Records excerpted from a collection
---

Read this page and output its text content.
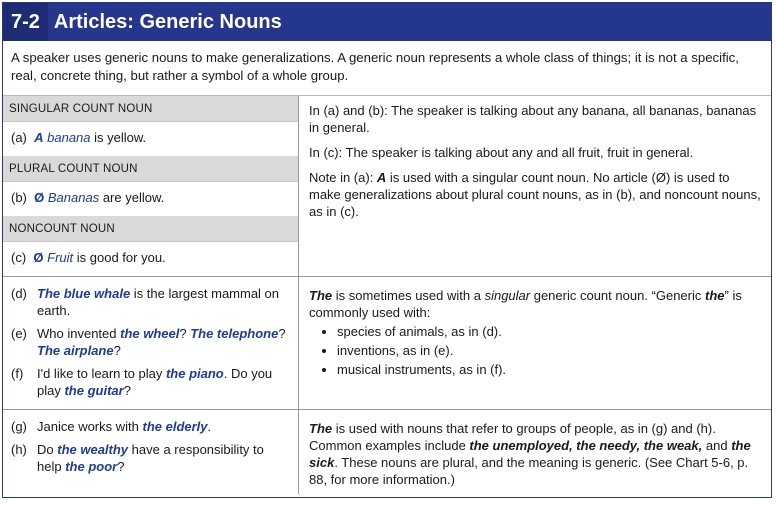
7-2 Articles: Generic Nouns
A speaker uses generic nouns to make generalizations. A generic noun represents a whole class of things; it is not a specific, real, concrete thing, but rather a symbol of a whole group.
SINGULAR COUNT NOUN
(a) A banana is yellow.
PLURAL COUNT NOUN
(b) Ø Bananas are yellow.
NONCOUNT NOUN
(c) Ø Fruit is good for you.

In (a) and (b): The speaker is talking about any banana, all bananas, bananas in general.

In (c): The speaker is talking about any and all fruit, fruit in general.

Note in (a): A is used with a singular count noun. No article (Ø) is used to make generalizations about plural count nouns, as in (b), and noncount nouns, as in (c).

(d) The blue whale is the largest mammal on earth.
(e) Who invented the wheel? The telephone? The airplane?
(f)	I'd like to learn to play the piano. Do you play the guitar?
The is sometimes used with a singular generic count noun. “Generic the” is commonly used with:
• species of animals, as in (d).
• inventions, as in (e).
• musical instruments, as in (f).
(g) Janice works with the elderly.
(h) Do the wealthy have a responsibility to help the poor?
The is used with nouns that refer to groups of people, as in (g) and (h). Common examples include the unemployed, the needy, the weak, and the sick. These nouns are plural, and the meaning is generic. (See Chart 5-6, p. 88, for more information.)
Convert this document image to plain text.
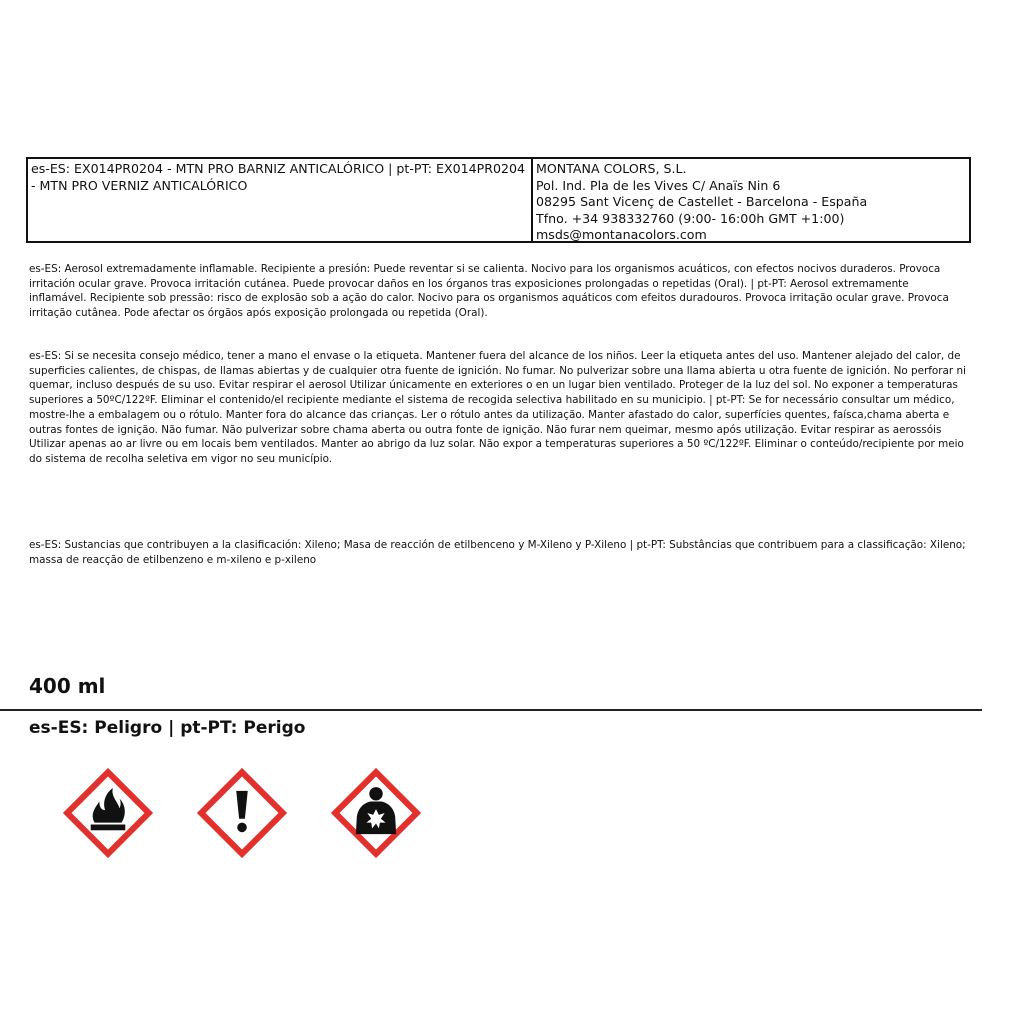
es-ES: EX014PR0204 - MTN PRO BARNIZ ANTICALÓRICO | pt-PT: EX014PR0204 - MTN PRO VERNIZ ANTICALÓRICO
MONTANA COLORS, S.L.
Pol. Ind. Pla de les Vives C/ Anaïs Nin 6
08295 Sant Vicenç de Castellet - Barcelona - España
Tfno. +34 938332760 (9:00- 16:00h GMT +1:00)
msds@montanacolors.com

es-ES: Aerosol extremadamente inflamable. Recipiente a presión: Puede reventar si se calienta. Nocivo para los organismos acuáticos, con efectos nocivos duraderos. Provoca irritación ocular grave. Provoca irritación cutánea. Puede provocar daños en los órganos tras exposiciones prolongadas o repetidas (Oral). | pt-PT: Aerosol extremamente inflamável. Recipiente sob pressão: risco de explosão sob a ação do calor. Nocivo para os organismos aquáticos com efeitos duradouros. Provoca irritação ocular grave. Provoca irritação cutânea. Pode afectar os órgãos após exposição prolongada ou repetida (Oral).

es-ES: Si se necesita consejo médico, tener a mano el envase o la etiqueta. Mantener fuera del alcance de los niños. Leer la etiqueta antes del uso. Mantener alejado del calor, de superficies calientes, de chispas, de llamas abiertas y de cualquier otra fuente de ignición. No fumar. No pulverizar sobre una llama abierta u otra fuente de ignición. No perforar ni quemar, incluso después de su uso. Evitar respirar el aerosol Utilizar únicamente en exteriores o en un lugar bien ventilado. Proteger de la luz del sol. No exponer a temperaturas superiores a 50ºC/122ºF. Eliminar el contenido/el recipiente mediante el sistema de recogida selectiva habilitado en su municipio. | pt-PT: Se for necessário consultar um médico, mostre-lhe a embalagem ou o rótulo. Manter fora do alcance das crianças. Ler o rótulo antes da utilização. Manter afastado do calor, superfícies quentes, faísca,chama aberta e outras fontes de ignição. Não fumar. Não pulverizar sobre chama aberta ou outra fonte de ignição. Não furar nem queimar, mesmo após utilização. Evitar respirar as aerossóis Utilizar apenas ao ar livre ou em locais bem ventilados. Manter ao abrigo da luz solar. Não expor a temperaturas superiores a 50 ºC/122ºF. Eliminar o conteúdo/recipiente por meio do sistema de recolha seletiva em vigor no seu município.

es-ES: Sustancias que contribuyen a la clasificación: Xileno; Masa de reacción de etilbenceno y M-Xileno y P-Xileno | pt-PT: Substâncias que contribuem para a classificação: Xileno; massa de reacção de etilbenzeno e m-xileno e p-xileno

400 ml

es-ES: Peligro | pt-PT: Perigo
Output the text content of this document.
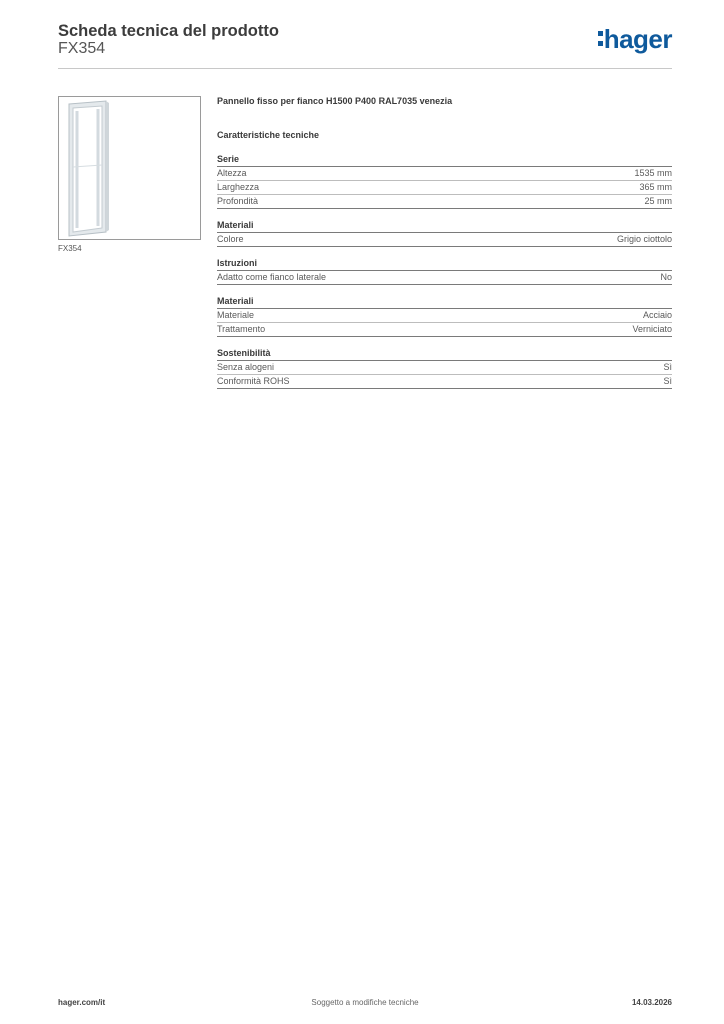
Scheda tecnica del prodotto
FX354	hager
FX354
Pannello fisso per fianco H1500 P400 RAL7035 venezia
Caratteristiche tecniche
Serie
Altezza	1535 mm
Larghezza	365 mm
Profondità	25 mm
Materiali
Colore	Grigio ciottolo
Istruzioni
Adatto come fianco laterale	No
Materiali
Materiale	Acciaio
Trattamento	Verniciato
Sostenibilità
Senza alogeni	Sì
Conformità ROHS	Sì
hager.com/it	Soggetto a modifiche tecniche	14.03.2026
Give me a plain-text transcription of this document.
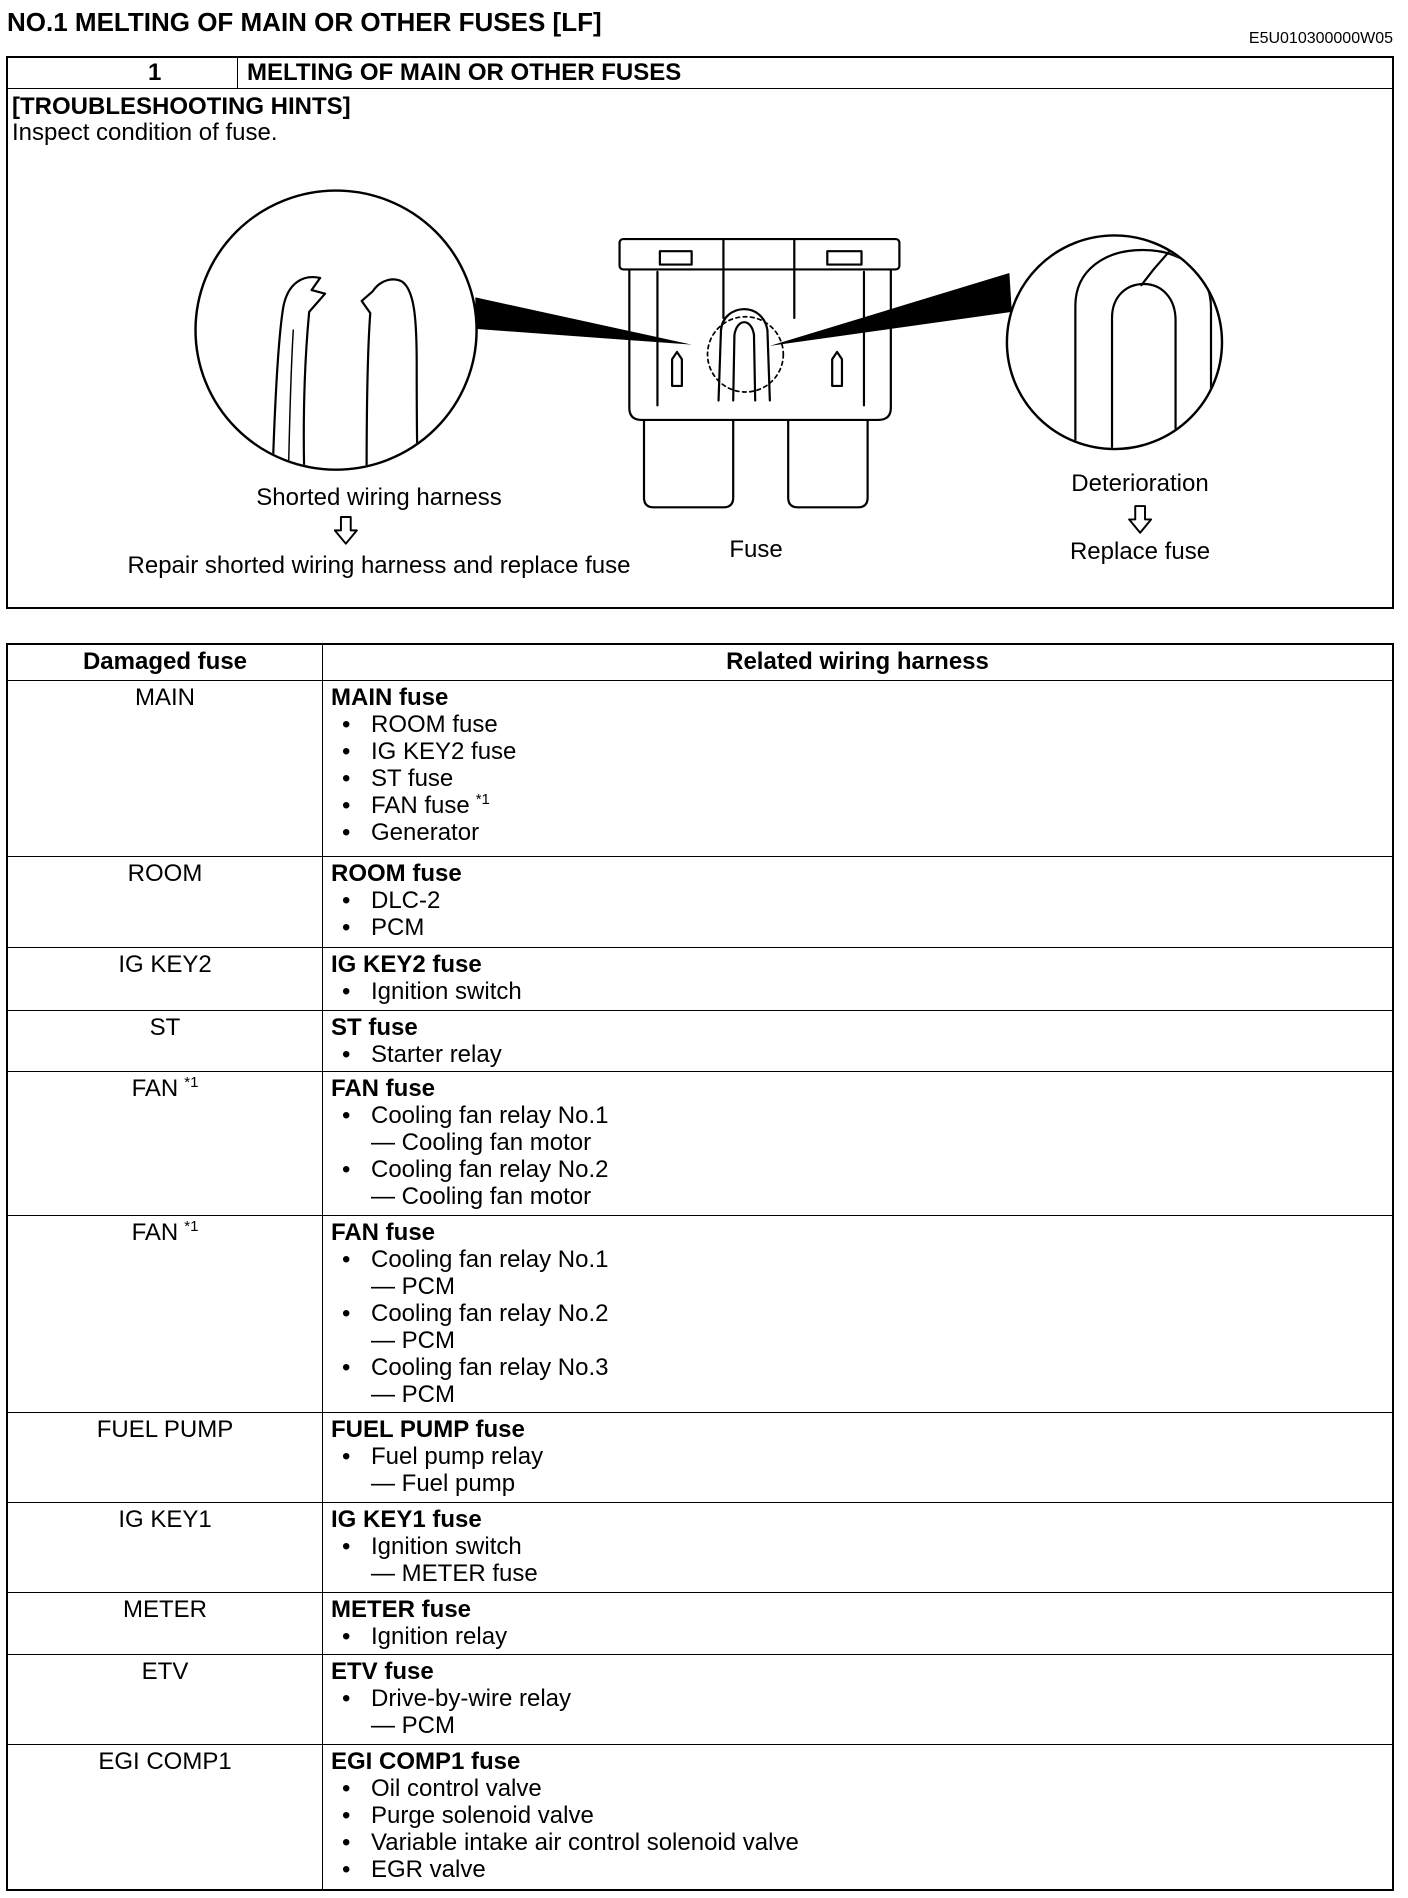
NO.1 MELTING OF MAIN OR OTHER FUSES [LF]
E5U010300000W05
1	MELTING OF MAIN OR OTHER FUSES
[TROUBLESHOOTING HINTS]
Inspect condition of fuse.
Shorted wiring harness
Repair shorted wiring harness and replace fuse
Fuse
Deterioration
Replace fuse
Damaged fuse	Related wiring harness
MAIN	MAIN fuse
• ROOM fuse
• IG KEY2 fuse
• ST fuse
• FAN fuse $^{*1}$
• Generator
ROOM	ROOM fuse
• DLC-2
• PCM
IG KEY2	IG KEY2 fuse
• Ignition switch
ST	ST fuse
• Starter relay
FAN $^{*1}$	FAN fuse
• Cooling fan relay No.1
— Cooling fan motor
• Cooling fan relay No.2
— Cooling fan motor
FAN $^{*1}$	FAN fuse
• Cooling fan relay No.1
— PCM
• Cooling fan relay No.2
— PCM
• Cooling fan relay No.3
— PCM
FUEL PUMP	FUEL PUMP fuse
• Fuel pump relay
— Fuel pump
IG KEY1	IG KEY1 fuse
• Ignition switch
— METER fuse
METER	METER fuse
• Ignition relay
ETV	ETV fuse
• Drive-by-wire relay
— PCM
EGI COMP1	EGI COMP1 fuse
• Oil control valve
• Purge solenoid valve
• Variable intake air control solenoid valve
• EGR valve
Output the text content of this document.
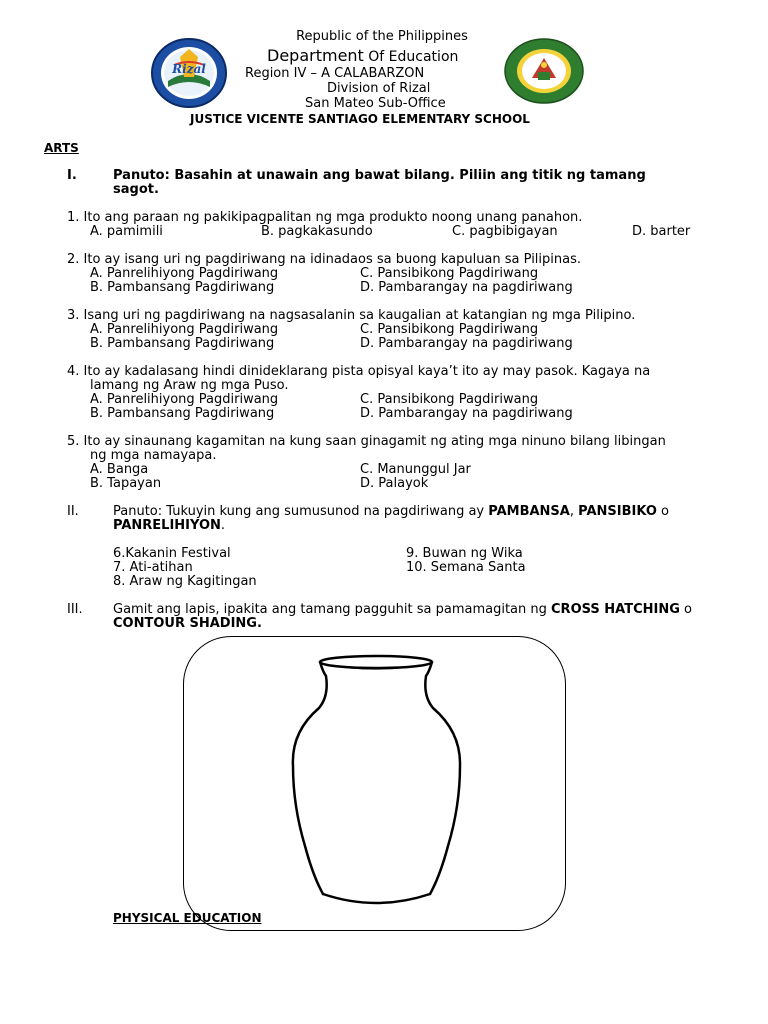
Rizal
Republic of the Philippines
Department Of Education
Region IV – A CALABARZON
Division of Rizal
San Mateo Sub-Office
JUSTICE VICENTE SANTIAGO ELEMENTARY SCHOOL
ARTS
I.	Panuto: Basahin at unawain ang bawat bilang. Piliin ang titik ng tamang
sagot.
1. Ito ang paraan ng pakikipagpalitan ng mga produkto noong unang panahon.
A. pamimili	B. pagkakasundo	C. pagbibigayan	D. barter
2. Ito ay isang uri ng pagdiriwang na idinadaos sa buong kapuluan sa Pilipinas.
A. Panrelihiyong Pagdiriwang	C. Pansibikong Pagdiriwang
B. Pambansang Pagdiriwang	D. Pambarangay na pagdiriwang
3. Isang uri ng pagdiriwang na nagsasalanin sa kaugalian at katangian ng mga Pilipino.
A. Panrelihiyong Pagdiriwang	C. Pansibikong Pagdiriwang
B. Pambansang Pagdiriwang	D. Pambarangay na pagdiriwang
4. Ito ay kadalasang hindi dinideklarang pista opisyal kaya’t ito ay may pasok. Kagaya na
lamang ng Araw ng mga Puso.
A. Panrelihiyong Pagdiriwang	C. Pansibikong Pagdiriwang
B. Pambansang Pagdiriwang	D. Pambarangay na pagdiriwang
5. Ito ay sinaunang kagamitan na kung saan ginagamit ng ating mga ninuno bilang libingan
ng mga namayapa.
A. Banga	C. Manunggul Jar
B. Tapayan	D. Palayok
II.	Panuto: Tukuyin kung ang sumusunod na pagdiriwang ay PAMBANSA, PANSIBIKO o
PANRELIHIYON.
6.Kakanin Festival	9. Buwan ng Wika
7. Ati-atihan	10. Semana Santa
8. Araw ng Kagitingan
III. Gamit ang lapis, ipakita ang tamang pagguhit sa pamamagitan ng CROSS HATCHING o
CONTOUR SHADING.
PHYSICAL EDUCATION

---

Pick out all lines containing the string "fianco".

Pannello fisso per fianco H1500 P400 RAL7035 venezia
Adatto come fianco laterale	No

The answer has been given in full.